■ **Request**: Gather every line below where "Local" appears.

■ **Records excerpted from a collection**:
+---+

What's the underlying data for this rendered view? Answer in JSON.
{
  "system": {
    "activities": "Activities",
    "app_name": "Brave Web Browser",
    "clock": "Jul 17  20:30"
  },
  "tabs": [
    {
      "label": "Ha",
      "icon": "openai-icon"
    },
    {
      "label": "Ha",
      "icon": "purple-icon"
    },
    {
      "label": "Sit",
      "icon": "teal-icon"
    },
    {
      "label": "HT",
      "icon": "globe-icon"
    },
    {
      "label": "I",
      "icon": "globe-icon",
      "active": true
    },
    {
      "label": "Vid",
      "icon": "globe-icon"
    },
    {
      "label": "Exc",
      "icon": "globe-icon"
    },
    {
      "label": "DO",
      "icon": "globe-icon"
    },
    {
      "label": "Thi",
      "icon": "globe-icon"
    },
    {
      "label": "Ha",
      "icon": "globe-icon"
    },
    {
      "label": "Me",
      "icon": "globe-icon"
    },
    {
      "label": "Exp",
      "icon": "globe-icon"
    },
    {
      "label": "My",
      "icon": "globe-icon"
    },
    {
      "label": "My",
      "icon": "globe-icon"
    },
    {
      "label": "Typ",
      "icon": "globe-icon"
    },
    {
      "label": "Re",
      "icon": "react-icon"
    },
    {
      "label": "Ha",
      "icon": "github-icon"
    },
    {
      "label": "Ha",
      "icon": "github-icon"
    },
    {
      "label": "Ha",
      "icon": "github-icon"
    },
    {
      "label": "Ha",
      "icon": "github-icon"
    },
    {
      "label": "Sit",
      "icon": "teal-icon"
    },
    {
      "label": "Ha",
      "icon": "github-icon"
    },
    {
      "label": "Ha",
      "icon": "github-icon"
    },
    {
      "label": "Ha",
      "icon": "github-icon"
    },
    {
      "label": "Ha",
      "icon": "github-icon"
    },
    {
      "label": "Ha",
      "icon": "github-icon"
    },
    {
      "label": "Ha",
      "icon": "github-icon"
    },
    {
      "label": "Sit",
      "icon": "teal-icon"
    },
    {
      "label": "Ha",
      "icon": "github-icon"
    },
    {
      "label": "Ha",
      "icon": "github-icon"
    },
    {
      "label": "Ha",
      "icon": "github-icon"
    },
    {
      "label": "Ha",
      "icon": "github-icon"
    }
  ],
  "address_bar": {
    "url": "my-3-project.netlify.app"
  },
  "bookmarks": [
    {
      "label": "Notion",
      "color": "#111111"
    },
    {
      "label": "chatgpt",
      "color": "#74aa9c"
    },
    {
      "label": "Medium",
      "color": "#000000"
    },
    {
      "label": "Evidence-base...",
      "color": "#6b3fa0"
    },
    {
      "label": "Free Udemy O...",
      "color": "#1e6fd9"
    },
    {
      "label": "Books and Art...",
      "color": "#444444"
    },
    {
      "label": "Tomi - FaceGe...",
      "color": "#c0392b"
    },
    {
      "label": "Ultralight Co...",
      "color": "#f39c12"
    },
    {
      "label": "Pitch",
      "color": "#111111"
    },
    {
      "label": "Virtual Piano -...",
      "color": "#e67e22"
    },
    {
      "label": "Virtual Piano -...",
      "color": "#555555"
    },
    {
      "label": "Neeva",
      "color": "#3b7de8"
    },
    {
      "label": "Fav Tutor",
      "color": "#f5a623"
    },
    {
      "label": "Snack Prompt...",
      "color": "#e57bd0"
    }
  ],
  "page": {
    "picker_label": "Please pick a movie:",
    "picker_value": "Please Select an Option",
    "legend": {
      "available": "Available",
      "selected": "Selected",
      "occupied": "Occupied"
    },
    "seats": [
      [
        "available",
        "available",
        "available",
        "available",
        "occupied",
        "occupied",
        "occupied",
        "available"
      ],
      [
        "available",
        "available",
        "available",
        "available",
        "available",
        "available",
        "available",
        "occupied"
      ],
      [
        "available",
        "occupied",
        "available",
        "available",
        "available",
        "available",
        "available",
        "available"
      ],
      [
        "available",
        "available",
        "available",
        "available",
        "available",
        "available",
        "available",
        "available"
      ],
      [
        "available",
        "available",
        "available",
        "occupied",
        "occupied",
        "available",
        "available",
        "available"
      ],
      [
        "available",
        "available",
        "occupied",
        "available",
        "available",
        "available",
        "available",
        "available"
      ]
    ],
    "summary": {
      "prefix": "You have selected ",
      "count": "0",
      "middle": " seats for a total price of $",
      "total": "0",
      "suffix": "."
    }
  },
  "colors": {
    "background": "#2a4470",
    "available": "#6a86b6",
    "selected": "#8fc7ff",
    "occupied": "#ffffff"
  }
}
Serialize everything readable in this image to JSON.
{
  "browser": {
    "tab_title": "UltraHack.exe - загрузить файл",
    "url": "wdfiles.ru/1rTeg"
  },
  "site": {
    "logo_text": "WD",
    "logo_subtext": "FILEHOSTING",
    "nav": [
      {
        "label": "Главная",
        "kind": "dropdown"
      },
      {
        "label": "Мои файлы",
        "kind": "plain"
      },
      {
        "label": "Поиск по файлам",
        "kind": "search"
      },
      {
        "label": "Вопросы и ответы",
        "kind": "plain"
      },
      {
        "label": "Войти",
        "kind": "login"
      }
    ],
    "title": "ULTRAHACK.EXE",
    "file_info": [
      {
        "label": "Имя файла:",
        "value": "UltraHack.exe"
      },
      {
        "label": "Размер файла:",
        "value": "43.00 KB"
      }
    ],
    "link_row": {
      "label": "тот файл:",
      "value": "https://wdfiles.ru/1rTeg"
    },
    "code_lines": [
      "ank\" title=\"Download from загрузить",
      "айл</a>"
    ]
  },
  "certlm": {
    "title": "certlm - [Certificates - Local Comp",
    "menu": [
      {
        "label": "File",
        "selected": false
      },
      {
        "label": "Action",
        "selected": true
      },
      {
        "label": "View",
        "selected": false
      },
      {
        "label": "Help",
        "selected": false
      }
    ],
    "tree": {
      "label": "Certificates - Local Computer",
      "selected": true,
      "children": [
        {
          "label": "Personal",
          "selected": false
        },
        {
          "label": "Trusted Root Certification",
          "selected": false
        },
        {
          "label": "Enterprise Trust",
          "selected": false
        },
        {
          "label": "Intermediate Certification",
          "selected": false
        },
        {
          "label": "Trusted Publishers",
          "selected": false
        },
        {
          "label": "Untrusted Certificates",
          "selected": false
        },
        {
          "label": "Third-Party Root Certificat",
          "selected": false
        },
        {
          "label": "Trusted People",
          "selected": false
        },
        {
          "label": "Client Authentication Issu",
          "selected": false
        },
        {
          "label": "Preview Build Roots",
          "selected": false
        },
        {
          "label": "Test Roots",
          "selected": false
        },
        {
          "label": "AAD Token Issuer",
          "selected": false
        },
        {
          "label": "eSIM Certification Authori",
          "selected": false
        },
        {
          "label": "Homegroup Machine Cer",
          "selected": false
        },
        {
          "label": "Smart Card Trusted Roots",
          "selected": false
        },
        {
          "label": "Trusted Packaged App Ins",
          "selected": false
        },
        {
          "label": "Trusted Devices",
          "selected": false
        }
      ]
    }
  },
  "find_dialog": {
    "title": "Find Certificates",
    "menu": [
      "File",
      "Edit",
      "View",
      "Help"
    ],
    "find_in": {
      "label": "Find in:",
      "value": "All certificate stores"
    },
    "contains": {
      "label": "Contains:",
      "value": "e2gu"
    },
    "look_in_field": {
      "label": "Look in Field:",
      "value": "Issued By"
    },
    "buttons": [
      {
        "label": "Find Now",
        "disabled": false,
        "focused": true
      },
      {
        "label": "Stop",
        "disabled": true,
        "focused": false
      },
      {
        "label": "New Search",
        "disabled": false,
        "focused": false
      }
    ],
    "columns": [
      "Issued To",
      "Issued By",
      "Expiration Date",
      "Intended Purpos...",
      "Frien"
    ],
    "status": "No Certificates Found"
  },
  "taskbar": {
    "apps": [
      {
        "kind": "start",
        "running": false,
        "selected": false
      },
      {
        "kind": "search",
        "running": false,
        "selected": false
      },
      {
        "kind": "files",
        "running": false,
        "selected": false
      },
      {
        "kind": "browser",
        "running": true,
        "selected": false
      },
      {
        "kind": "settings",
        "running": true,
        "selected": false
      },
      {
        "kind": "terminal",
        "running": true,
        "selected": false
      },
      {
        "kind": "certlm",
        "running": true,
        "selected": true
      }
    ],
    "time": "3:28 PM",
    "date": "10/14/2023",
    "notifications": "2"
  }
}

+---+

■ **Solution for this problem**:
    "title": "certlm - [Certificates - Local Comp",
      "label": "Certificates - Local Computer",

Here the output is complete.